• _Exercise goal_
Locate each line in the records containing "提高员工满意度". Copy it.

»»

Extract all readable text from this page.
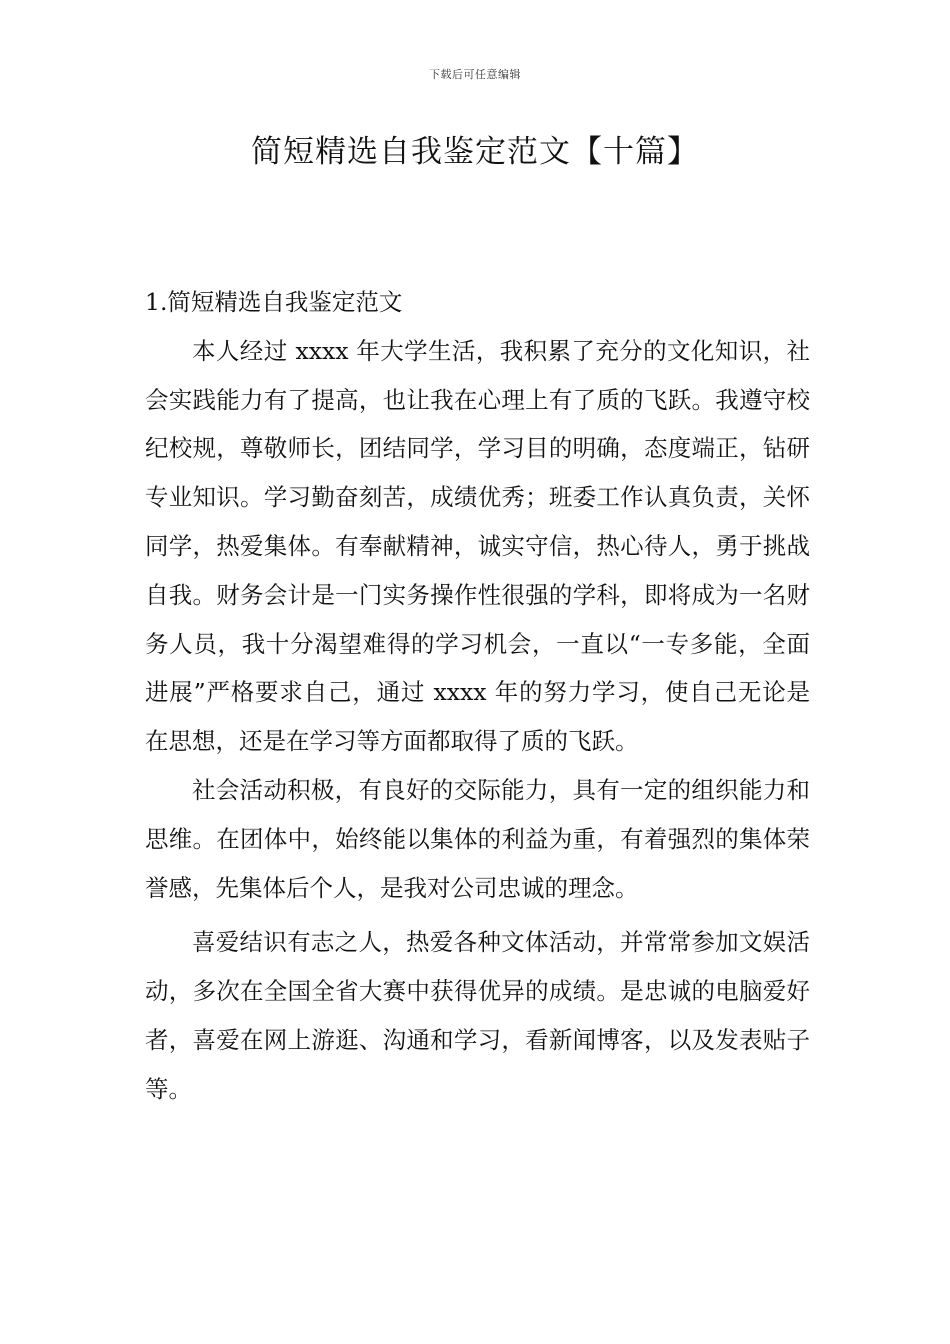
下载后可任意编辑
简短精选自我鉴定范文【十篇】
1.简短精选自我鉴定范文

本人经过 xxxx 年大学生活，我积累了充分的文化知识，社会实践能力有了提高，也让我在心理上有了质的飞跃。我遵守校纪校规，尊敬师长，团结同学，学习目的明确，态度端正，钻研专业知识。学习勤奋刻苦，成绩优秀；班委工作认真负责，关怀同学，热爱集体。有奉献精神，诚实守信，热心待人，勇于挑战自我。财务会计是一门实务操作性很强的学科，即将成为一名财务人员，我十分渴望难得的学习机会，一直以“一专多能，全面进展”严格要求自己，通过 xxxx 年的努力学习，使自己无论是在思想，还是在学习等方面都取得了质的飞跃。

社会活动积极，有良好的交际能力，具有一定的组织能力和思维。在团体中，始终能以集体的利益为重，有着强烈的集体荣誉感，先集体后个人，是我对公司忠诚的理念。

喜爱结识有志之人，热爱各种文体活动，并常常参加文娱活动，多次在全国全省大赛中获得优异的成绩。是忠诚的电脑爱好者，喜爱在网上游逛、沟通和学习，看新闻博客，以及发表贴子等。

««
»»

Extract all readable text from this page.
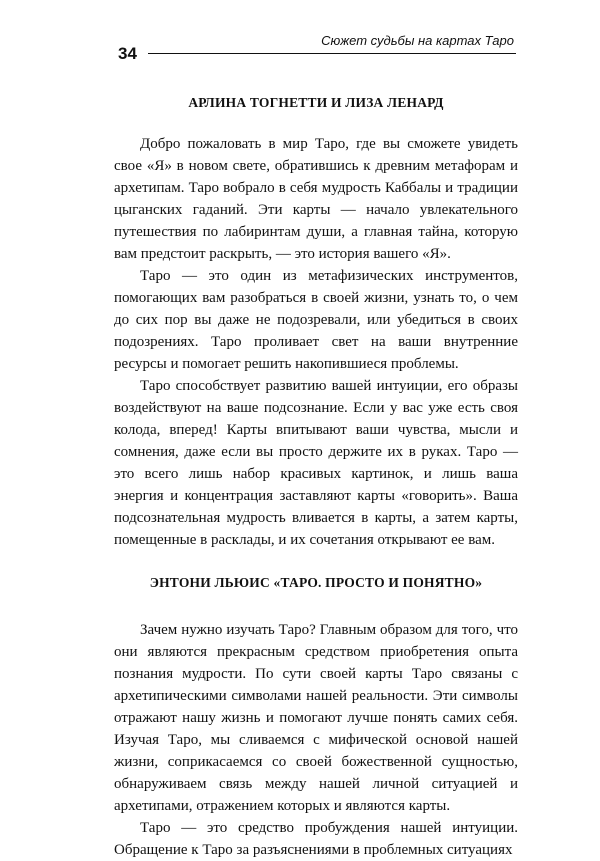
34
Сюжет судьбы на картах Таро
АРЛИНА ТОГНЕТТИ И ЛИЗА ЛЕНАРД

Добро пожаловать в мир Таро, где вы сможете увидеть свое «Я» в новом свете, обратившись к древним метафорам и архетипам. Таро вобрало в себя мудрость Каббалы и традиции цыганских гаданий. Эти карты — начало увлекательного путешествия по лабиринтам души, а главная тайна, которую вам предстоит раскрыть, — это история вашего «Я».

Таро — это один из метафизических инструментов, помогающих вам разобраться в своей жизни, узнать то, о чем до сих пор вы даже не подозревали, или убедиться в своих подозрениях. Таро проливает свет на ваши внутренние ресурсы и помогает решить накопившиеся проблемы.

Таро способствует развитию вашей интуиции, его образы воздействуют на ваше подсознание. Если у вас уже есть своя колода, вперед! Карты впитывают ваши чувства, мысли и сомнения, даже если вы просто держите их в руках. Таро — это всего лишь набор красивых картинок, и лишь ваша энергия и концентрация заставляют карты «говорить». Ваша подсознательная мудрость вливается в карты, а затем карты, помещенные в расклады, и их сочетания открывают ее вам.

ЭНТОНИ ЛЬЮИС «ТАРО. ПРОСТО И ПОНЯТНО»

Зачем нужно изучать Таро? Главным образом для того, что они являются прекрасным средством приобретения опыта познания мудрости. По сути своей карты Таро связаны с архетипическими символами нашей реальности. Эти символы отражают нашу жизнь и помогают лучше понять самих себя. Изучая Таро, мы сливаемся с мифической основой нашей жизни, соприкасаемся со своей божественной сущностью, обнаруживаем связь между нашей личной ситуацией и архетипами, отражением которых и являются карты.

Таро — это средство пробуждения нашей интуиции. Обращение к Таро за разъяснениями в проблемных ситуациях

««
»»

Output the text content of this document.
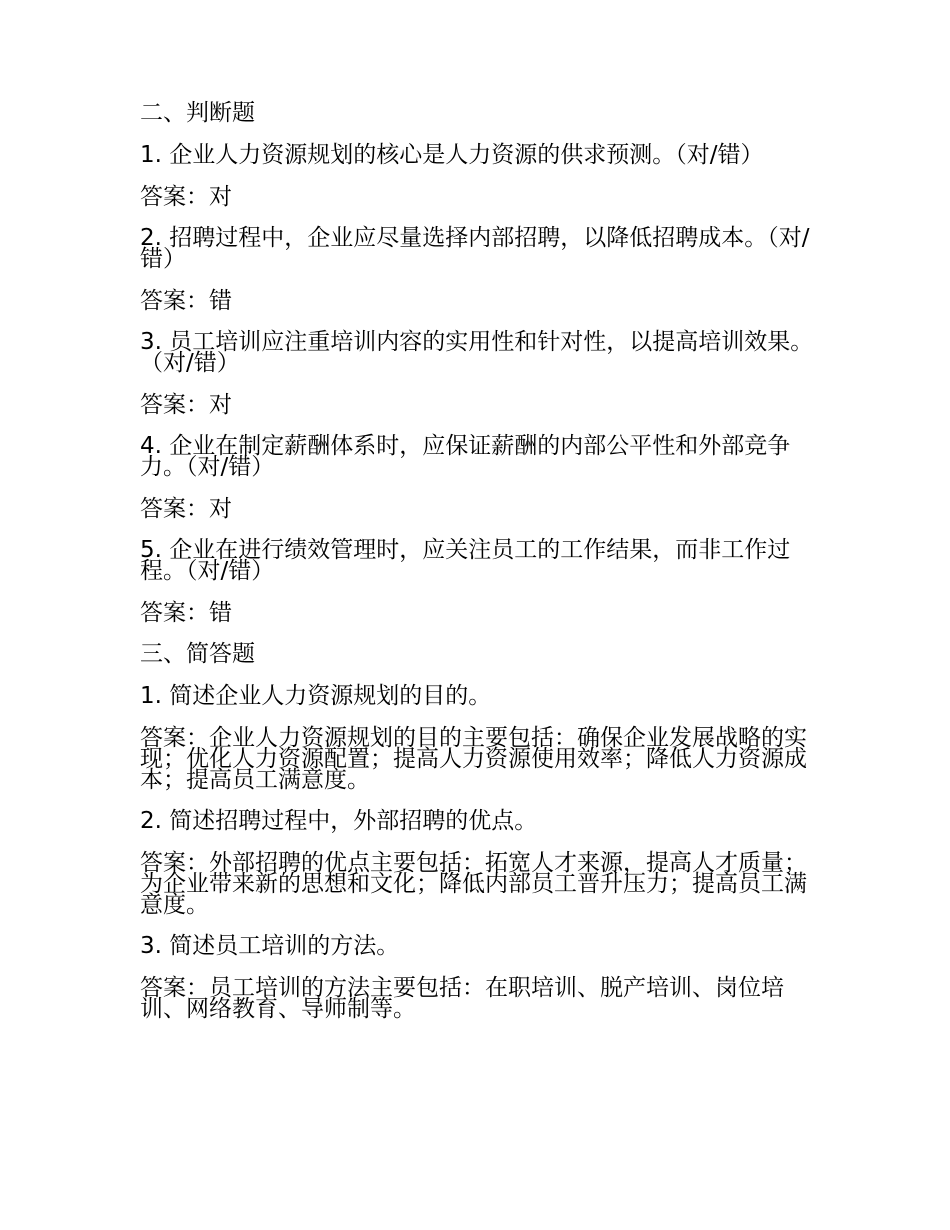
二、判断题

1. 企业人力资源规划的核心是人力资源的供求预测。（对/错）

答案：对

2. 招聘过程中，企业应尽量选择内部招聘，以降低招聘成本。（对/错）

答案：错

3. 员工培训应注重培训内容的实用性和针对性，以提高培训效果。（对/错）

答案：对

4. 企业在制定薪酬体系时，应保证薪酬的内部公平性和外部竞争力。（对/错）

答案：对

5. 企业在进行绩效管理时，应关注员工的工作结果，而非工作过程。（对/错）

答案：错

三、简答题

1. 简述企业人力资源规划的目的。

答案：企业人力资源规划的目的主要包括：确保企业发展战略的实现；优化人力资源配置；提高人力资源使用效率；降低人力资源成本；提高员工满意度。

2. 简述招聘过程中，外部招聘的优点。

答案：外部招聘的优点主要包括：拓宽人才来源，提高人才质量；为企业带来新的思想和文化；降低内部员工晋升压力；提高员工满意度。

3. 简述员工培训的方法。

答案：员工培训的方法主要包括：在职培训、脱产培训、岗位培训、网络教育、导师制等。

««

• _The response_
答案：企业人力资源规划的目的主要包括：确保企业发展战略的实现；优化人力资源配置；提高人力资源使用效率；降低人力资源成本；提高员工满意度。
答案：外部招聘的优点主要包括：拓宽人才来源，提高人才质量；为企业带来新的思想和文化；降低内部员工晋升压力；提高员工满意度。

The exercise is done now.